# EXERCISE AIM:
Each record needs to be echoed exactly; can you do that?

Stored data
:::

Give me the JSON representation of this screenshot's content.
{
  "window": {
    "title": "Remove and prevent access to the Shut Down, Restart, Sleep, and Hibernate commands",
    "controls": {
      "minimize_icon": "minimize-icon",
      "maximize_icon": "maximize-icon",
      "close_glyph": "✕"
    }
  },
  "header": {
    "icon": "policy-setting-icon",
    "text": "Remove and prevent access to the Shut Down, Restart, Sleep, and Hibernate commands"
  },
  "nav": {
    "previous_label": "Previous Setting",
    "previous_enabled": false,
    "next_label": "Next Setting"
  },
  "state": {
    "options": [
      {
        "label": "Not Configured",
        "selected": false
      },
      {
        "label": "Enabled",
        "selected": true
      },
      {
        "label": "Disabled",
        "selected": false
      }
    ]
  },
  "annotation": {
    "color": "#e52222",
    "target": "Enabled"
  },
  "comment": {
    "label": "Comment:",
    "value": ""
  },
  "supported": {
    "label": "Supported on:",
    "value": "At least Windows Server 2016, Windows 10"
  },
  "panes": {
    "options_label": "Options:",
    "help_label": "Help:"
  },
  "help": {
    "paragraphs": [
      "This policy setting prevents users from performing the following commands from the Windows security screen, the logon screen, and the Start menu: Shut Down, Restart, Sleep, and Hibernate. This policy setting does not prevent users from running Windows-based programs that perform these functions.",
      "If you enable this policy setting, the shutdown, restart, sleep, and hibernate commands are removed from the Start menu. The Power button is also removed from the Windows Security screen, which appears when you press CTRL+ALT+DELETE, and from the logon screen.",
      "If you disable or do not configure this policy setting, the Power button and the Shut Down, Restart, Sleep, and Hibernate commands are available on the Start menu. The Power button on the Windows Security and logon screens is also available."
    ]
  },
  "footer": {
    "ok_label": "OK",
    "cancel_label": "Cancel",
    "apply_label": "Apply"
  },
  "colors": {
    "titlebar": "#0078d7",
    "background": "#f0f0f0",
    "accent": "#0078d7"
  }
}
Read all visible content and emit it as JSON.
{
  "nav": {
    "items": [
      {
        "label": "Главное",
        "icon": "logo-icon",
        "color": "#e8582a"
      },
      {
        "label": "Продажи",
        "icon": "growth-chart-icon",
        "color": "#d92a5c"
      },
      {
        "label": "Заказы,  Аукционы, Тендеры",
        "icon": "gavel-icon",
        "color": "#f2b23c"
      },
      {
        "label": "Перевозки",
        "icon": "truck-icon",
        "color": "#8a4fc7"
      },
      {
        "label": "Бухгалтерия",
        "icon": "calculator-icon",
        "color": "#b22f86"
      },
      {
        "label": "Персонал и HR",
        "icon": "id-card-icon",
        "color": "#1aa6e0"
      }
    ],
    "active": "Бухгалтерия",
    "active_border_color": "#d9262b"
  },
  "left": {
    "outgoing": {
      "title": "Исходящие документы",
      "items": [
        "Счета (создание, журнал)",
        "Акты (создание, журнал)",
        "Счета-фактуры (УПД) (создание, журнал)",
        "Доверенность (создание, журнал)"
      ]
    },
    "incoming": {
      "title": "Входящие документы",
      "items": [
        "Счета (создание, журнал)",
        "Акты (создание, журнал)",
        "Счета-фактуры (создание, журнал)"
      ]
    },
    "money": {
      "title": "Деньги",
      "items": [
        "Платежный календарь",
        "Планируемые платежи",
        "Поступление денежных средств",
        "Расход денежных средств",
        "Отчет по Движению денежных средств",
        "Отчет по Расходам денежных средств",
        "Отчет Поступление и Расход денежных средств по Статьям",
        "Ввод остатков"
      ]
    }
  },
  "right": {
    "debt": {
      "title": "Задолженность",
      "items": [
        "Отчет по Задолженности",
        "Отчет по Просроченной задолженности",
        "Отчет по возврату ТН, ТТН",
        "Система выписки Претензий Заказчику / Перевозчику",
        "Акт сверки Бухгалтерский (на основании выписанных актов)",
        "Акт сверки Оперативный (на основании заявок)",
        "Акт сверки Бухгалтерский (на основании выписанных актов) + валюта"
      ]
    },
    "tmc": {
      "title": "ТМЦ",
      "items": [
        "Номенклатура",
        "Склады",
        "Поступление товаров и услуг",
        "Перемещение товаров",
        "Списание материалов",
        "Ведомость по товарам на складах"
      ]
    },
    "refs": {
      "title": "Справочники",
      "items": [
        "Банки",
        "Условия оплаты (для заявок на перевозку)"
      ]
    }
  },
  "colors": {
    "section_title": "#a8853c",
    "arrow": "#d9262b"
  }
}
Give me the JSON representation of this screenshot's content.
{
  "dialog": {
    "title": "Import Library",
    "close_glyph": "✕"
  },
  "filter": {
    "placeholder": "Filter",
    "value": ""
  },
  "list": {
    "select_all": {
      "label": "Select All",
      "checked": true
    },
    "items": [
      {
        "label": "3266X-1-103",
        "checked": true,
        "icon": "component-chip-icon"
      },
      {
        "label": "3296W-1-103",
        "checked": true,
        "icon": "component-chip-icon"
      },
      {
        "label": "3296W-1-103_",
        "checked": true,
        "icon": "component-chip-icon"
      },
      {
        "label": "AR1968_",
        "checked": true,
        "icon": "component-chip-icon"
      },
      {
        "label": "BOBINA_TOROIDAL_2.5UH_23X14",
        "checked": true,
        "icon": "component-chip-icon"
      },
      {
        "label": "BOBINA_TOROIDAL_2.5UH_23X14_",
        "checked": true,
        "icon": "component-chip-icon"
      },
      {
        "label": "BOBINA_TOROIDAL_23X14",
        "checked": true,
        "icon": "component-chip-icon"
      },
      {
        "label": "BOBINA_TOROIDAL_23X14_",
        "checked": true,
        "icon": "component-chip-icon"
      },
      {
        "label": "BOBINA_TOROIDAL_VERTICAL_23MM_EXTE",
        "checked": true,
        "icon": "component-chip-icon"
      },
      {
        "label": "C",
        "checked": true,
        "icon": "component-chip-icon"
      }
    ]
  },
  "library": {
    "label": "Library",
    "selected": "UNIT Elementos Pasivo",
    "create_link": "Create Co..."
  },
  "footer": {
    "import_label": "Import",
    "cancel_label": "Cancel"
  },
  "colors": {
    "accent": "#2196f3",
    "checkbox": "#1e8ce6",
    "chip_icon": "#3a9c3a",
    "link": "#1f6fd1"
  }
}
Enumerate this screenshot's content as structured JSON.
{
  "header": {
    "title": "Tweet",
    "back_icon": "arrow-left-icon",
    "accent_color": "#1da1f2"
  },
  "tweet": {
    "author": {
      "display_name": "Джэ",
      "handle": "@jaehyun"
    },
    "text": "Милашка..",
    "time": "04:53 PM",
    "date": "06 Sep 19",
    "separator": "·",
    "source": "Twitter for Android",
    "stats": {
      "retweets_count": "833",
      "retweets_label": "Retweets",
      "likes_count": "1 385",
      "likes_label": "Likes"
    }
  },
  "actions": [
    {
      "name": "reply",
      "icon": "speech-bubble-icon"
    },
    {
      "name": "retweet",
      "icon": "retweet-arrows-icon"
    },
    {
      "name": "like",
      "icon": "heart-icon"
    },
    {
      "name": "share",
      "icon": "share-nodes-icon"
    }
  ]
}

:::

# RESULT OF THIS EXERCISE:
Give me the JSON representation of this screenshot's content.
{
  "window": {
    "title": "Remove and prevent access to the Shut Down, Restart, Sleep, and Hibernate commands",
    "controls": {
      "minimize_icon": "minimize-icon",
      "maximize_icon": "maximize-icon",
      "close_glyph": "✕"
    }
  },
  "header": {
    "icon": "policy-setting-icon",
    "text": "Remove and prevent access to the Shut Down, Restart, Sleep, and Hibernate commands"
  },
  "nav": {
    "previous_label": "Previous Setting",
    "previous_enabled": false,
    "next_label": "Next Setting"
  },
  "state": {
    "options": [
      {
        "label": "Not Configured",
        "selected": false
      },
      {
        "label": "Enabled",
        "selected": true
      },
      {
        "label": "Disabled",
        "selected": false
      }
    ]
  },
  "annotation": {
    "color": "#e52222",
    "target": "Enabled"
  },
  "comment": {
    "label": "Comment:",
    "value": ""
  },
  "supported": {
    "label": "Supported on:",
    "value": "At least Windows Server 2016, Windows 10"
  },
  "panes": {
    "options_label": "Options:",
    "help_label": "Help:"
  },
  "help": {
    "paragraphs": [
      "This policy setting prevents users from performing the following commands from the Windows security screen, the logon screen, and the Start menu: Shut Down, Restart, Sleep, and Hibernate. This policy setting does not prevent users from running Windows-based programs that perform these functions.",
      "If you enable this policy setting, the shutdown, restart, sleep, and hibernate commands are removed from the Start menu. The Power button is also removed from the Windows Security screen, which appears when you press CTRL+ALT+DELETE, and from the logon screen.",
      "If you disable or do not configure this policy setting, the Power button and the Shut Down, Restart, Sleep, and Hibernate commands are available on the Start menu. The Power button on the Windows Security and logon screens is also available."
    ]
  },
  "footer": {
    "ok_label": "OK",
    "cancel_label": "Cancel",
    "apply_label": "Apply"
  },
  "colors": {
    "titlebar": "#0078d7",
    "background": "#f0f0f0",
    "accent": "#0078d7"
  }
}
Read all visible content and emit it as JSON.
{
  "nav": {
    "items": [
      {
        "label": "Главное",
        "icon": "logo-icon",
        "color": "#e8582a"
      },
      {
        "label": "Продажи",
        "icon": "growth-chart-icon",
        "color": "#d92a5c"
      },
      {
        "label": "Заказы,  Аукционы, Тендеры",
        "icon": "gavel-icon",
        "color": "#f2b23c"
      },
      {
        "label": "Перевозки",
        "icon": "truck-icon",
        "color": "#8a4fc7"
      },
      {
        "label": "Бухгалтерия",
        "icon": "calculator-icon",
        "color": "#b22f86"
      },
      {
        "label": "Персонал и HR",
        "icon": "id-card-icon",
        "color": "#1aa6e0"
      }
    ],
    "active": "Бухгалтерия",
    "active_border_color": "#d9262b"
  },
  "left": {
    "outgoing": {
      "title": "Исходящие документы",
      "items": [
        "Счета (создание, журнал)",
        "Акты (создание, журнал)",
        "Счета-фактуры (УПД) (создание, журнал)",
        "Доверенность (создание, журнал)"
      ]
    },
    "incoming": {
      "title": "Входящие документы",
      "items": [
        "Счета (создание, журнал)",
        "Акты (создание, журнал)",
        "Счета-фактуры (создание, журнал)"
      ]
    },
    "money": {
      "title": "Деньги",
      "items": [
        "Платежный календарь",
        "Планируемые платежи",
        "Поступление денежных средств",
        "Расход денежных средств",
        "Отчет по Движению денежных средств",
        "Отчет по Расходам денежных средств",
        "Отчет Поступление и Расход денежных средств по Статьям",
        "Ввод остатков"
      ]
    }
  },
  "right": {
    "debt": {
      "title": "Задолженность",
      "items": [
        "Отчет по Задолженности",
        "Отчет по Просроченной задолженности",
        "Отчет по возврату ТН, ТТН",
        "Система выписки Претензий Заказчику / Перевозчику",
        "Акт сверки Бухгалтерский (на основании выписанных актов)",
        "Акт сверки Оперативный (на основании заявок)",
        "Акт сверки Бухгалтерский (на основании выписанных актов) + валюта"
      ]
    },
    "tmc": {
      "title": "ТМЦ",
      "items": [
        "Номенклатура",
        "Склады",
        "Поступление товаров и услуг",
        "Перемещение товаров",
        "Списание материалов",
        "Ведомость по товарам на складах"
      ]
    },
    "refs": {
      "title": "Справочники",
      "items": [
        "Банки",
        "Условия оплаты (для заявок на перевозку)"
      ]
    }
  },
  "colors": {
    "section_title": "#a8853c",
    "arrow": "#d9262b"
  }
}
Give me the JSON representation of this screenshot's content.
{
  "dialog": {
    "title": "Import Library",
    "close_glyph": "✕"
  },
  "filter": {
    "placeholder": "Filter",
    "value": ""
  },
  "list": {
    "select_all": {
      "label": "Select All",
      "checked": true
    },
    "items": [
      {
        "label": "3266X-1-103",
        "checked": true,
        "icon": "component-chip-icon"
      },
      {
        "label": "3296W-1-103",
        "checked": true,
        "icon": "component-chip-icon"
      },
      {
        "label": "3296W-1-103_",
        "checked": true,
        "icon": "component-chip-icon"
      },
      {
        "label": "AR1968_",
        "checked": true,
        "icon": "component-chip-icon"
      },
      {
        "label": "BOBINA_TOROIDAL_2.5UH_23X14",
        "checked": true,
        "icon": "component-chip-icon"
      },
      {
        "label": "BOBINA_TOROIDAL_2.5UH_23X14_",
        "checked": true,
        "icon": "component-chip-icon"
      },
      {
        "label": "BOBINA_TOROIDAL_23X14",
        "checked": true,
        "icon": "component-chip-icon"
      },
      {
        "label": "BOBINA_TOROIDAL_23X14_",
        "checked": true,
        "icon": "component-chip-icon"
      },
      {
        "label": "BOBINA_TOROIDAL_VERTICAL_23MM_EXTE",
        "checked": true,
        "icon": "component-chip-icon"
      },
      {
        "label": "C",
        "checked": true,
        "icon": "component-chip-icon"
      }
    ]
  },
  "library": {
    "label": "Library",
    "selected": "UNIT Elementos Pasivo",
    "create_link": "Create Co..."
  },
  "footer": {
    "import_label": "Import",
    "cancel_label": "Cancel"
  },
  "colors": {
    "accent": "#2196f3",
    "checkbox": "#1e8ce6",
    "chip_icon": "#3a9c3a",
    "link": "#1f6fd1"
  }
}
Enumerate this screenshot's content as structured JSON.
{
  "header": {
    "title": "Tweet",
    "back_icon": "arrow-left-icon",
    "accent_color": "#1da1f2"
  },
  "tweet": {
    "author": {
      "display_name": "Джэ",
      "handle": "@jaehyun"
    },
    "text": "Милашка..",
    "time": "04:53 PM",
    "date": "06 Sep 19",
    "separator": "·",
    "source": "Twitter for Android",
    "stats": {
      "retweets_count": "833",
      "retweets_label": "Retweets",
      "likes_count": "1 385",
      "likes_label": "Likes"
    }
  },
  "actions": [
    {
      "name": "reply",
      "icon": "speech-bubble-icon"
    },
    {
      "name": "retweet",
      "icon": "retweet-arrows-icon"
    },
    {
      "name": "like",
      "icon": "heart-icon"
    },
    {
      "name": "share",
      "icon": "share-nodes-icon"
    }
  ]
}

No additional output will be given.